_AVAILABLE RECORDS:_
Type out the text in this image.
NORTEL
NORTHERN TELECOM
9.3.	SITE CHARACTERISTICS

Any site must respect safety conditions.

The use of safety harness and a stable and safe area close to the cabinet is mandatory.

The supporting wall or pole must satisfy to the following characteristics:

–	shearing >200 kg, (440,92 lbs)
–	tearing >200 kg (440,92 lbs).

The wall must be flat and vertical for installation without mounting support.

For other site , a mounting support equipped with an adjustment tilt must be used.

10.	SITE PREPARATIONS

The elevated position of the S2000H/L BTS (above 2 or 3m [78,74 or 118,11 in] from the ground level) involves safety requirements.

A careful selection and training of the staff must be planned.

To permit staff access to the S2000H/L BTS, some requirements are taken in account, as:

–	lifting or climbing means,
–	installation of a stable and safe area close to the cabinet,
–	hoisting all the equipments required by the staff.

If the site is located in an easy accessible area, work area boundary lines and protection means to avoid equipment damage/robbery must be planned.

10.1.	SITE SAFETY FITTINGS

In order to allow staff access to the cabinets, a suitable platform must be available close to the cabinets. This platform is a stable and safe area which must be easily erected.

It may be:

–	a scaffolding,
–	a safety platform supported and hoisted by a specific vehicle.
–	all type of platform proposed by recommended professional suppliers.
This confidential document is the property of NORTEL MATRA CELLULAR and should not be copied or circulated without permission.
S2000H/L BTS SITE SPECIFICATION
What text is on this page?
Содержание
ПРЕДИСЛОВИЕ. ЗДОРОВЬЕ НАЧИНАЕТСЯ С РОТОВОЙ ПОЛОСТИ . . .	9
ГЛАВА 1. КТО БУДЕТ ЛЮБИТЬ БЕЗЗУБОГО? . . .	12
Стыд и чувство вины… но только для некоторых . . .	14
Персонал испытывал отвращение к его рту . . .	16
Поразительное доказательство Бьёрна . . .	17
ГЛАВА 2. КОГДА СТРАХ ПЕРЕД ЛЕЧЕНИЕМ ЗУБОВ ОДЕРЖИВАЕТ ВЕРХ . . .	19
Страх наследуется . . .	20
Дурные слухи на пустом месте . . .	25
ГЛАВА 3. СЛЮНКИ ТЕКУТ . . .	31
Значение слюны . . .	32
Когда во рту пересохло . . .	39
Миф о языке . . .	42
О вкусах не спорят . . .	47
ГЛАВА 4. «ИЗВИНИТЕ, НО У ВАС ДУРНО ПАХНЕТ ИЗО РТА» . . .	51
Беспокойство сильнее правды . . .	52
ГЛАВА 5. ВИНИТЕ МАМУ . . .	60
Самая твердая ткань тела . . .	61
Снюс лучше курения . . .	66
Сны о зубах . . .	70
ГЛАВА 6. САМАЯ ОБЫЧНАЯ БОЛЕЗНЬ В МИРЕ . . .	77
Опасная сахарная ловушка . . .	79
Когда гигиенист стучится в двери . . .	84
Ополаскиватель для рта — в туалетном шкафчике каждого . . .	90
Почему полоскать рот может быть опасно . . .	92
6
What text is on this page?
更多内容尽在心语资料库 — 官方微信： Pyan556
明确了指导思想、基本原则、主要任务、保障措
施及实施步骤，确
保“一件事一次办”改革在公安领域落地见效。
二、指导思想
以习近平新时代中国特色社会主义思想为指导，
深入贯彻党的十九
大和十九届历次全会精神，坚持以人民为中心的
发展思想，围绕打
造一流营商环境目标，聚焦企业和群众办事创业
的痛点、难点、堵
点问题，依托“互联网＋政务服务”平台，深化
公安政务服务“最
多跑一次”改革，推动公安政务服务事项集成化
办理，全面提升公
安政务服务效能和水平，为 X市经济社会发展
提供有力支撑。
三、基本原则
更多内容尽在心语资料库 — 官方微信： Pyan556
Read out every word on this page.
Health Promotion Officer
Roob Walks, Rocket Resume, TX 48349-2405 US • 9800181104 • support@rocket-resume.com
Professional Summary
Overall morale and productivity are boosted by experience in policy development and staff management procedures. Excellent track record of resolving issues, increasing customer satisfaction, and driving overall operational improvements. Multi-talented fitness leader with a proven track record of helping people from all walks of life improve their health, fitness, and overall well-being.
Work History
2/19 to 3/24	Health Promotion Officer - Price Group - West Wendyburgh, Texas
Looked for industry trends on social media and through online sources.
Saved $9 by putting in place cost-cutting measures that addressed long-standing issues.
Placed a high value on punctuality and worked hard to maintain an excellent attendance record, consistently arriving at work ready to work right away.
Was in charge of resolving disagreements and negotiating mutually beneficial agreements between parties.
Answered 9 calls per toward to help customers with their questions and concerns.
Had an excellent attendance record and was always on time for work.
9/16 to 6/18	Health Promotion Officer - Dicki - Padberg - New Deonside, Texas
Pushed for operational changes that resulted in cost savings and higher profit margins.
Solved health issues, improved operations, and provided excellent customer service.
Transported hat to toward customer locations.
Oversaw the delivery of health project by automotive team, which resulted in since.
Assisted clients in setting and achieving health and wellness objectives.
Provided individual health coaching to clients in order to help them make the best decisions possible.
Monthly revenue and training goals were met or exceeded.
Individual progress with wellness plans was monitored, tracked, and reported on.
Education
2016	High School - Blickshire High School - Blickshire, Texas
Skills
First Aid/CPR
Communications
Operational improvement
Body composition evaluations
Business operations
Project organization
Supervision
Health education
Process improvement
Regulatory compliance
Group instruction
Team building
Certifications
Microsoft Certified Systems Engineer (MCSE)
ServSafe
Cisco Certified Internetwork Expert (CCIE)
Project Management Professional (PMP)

_EXERCISE AIM:_ Using the records above, say how many lines include the string "must". Only the number is wanted.

_EXPECTED ANSWER:_ 7